-- START OF GIVEN RECORDS --
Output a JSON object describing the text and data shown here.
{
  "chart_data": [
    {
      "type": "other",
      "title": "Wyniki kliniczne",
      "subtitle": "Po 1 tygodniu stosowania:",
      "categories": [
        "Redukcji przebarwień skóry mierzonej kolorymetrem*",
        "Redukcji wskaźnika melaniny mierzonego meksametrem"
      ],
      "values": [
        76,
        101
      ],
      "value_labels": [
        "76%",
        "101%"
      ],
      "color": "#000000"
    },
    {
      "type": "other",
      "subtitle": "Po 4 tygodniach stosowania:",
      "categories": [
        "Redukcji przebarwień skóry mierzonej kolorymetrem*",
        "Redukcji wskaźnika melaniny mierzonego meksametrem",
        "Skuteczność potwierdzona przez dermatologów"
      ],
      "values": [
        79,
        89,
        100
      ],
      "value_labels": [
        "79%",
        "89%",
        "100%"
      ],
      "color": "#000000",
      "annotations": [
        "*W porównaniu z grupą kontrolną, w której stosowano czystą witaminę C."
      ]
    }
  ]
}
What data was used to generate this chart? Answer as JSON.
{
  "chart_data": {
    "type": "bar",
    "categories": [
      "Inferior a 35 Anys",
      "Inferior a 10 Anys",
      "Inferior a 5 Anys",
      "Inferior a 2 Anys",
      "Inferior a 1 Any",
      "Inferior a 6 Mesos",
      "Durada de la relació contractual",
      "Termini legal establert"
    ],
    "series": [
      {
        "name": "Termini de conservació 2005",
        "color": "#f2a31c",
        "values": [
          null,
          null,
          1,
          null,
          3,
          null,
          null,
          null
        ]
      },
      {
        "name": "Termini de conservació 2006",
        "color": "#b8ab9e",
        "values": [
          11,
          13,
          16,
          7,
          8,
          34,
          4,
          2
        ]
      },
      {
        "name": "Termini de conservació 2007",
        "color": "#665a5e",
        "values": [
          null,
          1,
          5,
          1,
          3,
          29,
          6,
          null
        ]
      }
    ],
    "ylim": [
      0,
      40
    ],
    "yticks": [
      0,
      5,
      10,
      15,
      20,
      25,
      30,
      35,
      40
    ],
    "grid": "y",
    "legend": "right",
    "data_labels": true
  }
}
-- END OF GIVEN RECORDS --
# STATED EXERCISE:
In the entries above, find each line with the string "name" and copy it.

# WRITTEN RESPONSE:
        "name": "Termini de conservació 2005",
        "name": "Termini de conservació 2006",
        "name": "Termini de conservació 2007",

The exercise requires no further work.